§ **SET TASK**:
Can you reproduce, word for word, the lines of the records from the very first one through the line with "x-tick-label: 28 <box>379 422 391 434</box>", both ends included?
======== TASK INPUT ========
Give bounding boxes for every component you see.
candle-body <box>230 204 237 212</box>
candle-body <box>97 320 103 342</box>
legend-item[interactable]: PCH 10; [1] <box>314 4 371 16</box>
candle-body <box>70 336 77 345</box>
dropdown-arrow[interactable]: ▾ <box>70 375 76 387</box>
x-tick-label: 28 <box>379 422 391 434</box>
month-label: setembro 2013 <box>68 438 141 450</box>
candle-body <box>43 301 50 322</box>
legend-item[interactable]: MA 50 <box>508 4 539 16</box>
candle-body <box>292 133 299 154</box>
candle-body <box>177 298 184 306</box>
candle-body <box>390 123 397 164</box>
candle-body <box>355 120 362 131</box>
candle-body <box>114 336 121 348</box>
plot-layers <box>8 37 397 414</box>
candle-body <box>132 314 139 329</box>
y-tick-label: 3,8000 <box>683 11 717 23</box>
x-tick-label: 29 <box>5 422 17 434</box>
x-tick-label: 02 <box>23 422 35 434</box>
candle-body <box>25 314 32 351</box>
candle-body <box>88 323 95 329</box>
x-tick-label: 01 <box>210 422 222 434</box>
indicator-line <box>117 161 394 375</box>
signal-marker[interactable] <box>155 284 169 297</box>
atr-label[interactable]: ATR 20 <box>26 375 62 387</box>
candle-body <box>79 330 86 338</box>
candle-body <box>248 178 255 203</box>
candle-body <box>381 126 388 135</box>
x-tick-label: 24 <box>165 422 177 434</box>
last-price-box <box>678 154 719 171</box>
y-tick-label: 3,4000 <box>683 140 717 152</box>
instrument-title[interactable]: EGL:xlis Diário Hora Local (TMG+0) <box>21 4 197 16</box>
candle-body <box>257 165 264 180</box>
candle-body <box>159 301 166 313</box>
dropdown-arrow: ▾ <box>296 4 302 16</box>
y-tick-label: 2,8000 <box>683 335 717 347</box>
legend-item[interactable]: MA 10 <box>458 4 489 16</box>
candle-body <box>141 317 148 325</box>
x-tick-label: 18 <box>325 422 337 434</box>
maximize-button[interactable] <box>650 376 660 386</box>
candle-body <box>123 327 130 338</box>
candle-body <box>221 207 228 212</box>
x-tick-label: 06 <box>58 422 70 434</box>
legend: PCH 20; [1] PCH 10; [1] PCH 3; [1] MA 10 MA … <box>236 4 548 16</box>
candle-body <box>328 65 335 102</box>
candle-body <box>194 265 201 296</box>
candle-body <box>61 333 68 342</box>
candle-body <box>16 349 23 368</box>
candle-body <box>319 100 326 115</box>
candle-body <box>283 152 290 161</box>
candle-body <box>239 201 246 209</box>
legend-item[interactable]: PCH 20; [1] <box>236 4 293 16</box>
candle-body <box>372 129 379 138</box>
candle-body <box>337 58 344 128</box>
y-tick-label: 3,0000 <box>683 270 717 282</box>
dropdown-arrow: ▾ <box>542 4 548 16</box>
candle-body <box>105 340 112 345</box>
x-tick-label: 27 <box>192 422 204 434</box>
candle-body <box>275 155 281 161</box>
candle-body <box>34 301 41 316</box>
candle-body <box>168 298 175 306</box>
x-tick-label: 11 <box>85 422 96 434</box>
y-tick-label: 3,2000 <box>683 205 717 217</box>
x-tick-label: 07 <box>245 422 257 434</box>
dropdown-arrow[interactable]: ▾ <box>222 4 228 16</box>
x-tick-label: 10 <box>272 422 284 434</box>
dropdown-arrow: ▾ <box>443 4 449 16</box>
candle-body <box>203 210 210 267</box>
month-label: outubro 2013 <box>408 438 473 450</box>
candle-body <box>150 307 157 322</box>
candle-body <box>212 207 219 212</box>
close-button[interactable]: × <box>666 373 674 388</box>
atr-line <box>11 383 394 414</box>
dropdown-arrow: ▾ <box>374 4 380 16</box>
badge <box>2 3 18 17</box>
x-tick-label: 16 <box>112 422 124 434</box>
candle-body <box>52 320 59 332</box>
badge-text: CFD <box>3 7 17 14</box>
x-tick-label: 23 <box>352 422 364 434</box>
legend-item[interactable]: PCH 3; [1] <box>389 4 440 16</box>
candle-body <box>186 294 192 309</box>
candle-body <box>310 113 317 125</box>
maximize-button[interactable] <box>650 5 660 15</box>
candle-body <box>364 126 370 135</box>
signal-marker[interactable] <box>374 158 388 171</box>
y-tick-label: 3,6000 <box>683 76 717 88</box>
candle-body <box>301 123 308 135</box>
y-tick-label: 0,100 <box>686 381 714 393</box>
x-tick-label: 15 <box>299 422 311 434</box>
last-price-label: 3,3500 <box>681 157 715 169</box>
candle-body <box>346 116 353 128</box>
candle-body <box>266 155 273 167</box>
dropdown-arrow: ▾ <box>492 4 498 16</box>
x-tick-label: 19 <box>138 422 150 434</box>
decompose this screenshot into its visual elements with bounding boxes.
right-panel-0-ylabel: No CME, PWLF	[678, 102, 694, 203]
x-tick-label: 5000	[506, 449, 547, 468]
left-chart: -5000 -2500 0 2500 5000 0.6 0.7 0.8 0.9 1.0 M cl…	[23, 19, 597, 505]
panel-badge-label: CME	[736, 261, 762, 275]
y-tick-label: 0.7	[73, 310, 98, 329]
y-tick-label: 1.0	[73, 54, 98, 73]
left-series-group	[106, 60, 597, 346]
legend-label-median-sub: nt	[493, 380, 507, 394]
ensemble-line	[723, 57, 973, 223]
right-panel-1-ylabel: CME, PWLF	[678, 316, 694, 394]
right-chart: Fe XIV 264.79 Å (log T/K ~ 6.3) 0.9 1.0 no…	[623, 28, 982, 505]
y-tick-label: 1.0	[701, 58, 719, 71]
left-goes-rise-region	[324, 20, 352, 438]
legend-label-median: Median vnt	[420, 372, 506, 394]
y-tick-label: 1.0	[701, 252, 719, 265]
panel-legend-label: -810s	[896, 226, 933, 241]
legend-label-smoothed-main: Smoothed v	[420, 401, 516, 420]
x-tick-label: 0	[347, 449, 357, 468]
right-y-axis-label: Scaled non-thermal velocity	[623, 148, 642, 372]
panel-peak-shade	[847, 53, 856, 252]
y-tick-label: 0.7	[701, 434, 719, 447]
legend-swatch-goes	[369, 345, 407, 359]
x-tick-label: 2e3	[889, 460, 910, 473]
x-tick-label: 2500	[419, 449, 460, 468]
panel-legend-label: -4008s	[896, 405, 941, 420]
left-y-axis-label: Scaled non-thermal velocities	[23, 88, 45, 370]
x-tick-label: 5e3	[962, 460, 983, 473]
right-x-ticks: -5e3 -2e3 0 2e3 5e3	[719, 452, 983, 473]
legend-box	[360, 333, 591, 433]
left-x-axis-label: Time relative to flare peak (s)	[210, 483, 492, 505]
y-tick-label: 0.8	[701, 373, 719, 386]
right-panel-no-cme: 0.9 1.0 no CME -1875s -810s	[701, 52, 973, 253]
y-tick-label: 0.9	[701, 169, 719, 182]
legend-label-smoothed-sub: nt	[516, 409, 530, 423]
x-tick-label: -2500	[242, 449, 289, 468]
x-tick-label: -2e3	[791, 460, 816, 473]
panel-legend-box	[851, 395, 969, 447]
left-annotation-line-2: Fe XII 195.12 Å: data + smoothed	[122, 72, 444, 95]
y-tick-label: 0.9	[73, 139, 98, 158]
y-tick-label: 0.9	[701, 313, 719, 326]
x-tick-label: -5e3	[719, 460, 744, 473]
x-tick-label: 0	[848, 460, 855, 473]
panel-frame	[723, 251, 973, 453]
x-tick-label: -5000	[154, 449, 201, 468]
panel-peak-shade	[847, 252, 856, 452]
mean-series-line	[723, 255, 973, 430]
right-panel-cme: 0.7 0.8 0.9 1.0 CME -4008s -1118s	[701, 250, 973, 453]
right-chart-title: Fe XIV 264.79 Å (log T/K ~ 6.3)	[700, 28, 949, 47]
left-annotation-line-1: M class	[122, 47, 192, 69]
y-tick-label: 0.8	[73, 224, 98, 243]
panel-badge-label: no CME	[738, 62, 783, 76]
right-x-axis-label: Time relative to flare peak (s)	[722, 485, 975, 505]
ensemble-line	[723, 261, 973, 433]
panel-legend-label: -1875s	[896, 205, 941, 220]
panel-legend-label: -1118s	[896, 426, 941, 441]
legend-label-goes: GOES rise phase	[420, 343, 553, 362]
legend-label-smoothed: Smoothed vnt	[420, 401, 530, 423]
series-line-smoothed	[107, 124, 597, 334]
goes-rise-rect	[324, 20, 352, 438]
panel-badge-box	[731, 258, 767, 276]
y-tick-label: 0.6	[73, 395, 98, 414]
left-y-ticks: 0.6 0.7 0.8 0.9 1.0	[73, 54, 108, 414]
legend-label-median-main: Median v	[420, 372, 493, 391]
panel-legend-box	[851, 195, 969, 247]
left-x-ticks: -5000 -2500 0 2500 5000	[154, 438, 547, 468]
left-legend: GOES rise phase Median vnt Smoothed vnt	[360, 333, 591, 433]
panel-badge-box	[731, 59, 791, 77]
========
§ **THE COMPLETED TASK**:
Give bounding boxes for every component you see.
candle-body <box>230 204 237 212</box>
candle-body <box>97 320 103 342</box>
legend-item[interactable]: PCH 10; [1] <box>314 4 371 16</box>
candle-body <box>70 336 77 345</box>
dropdown-arrow[interactable]: ▾ <box>70 375 76 387</box>
x-tick-label: 28 <box>379 422 391 434</box>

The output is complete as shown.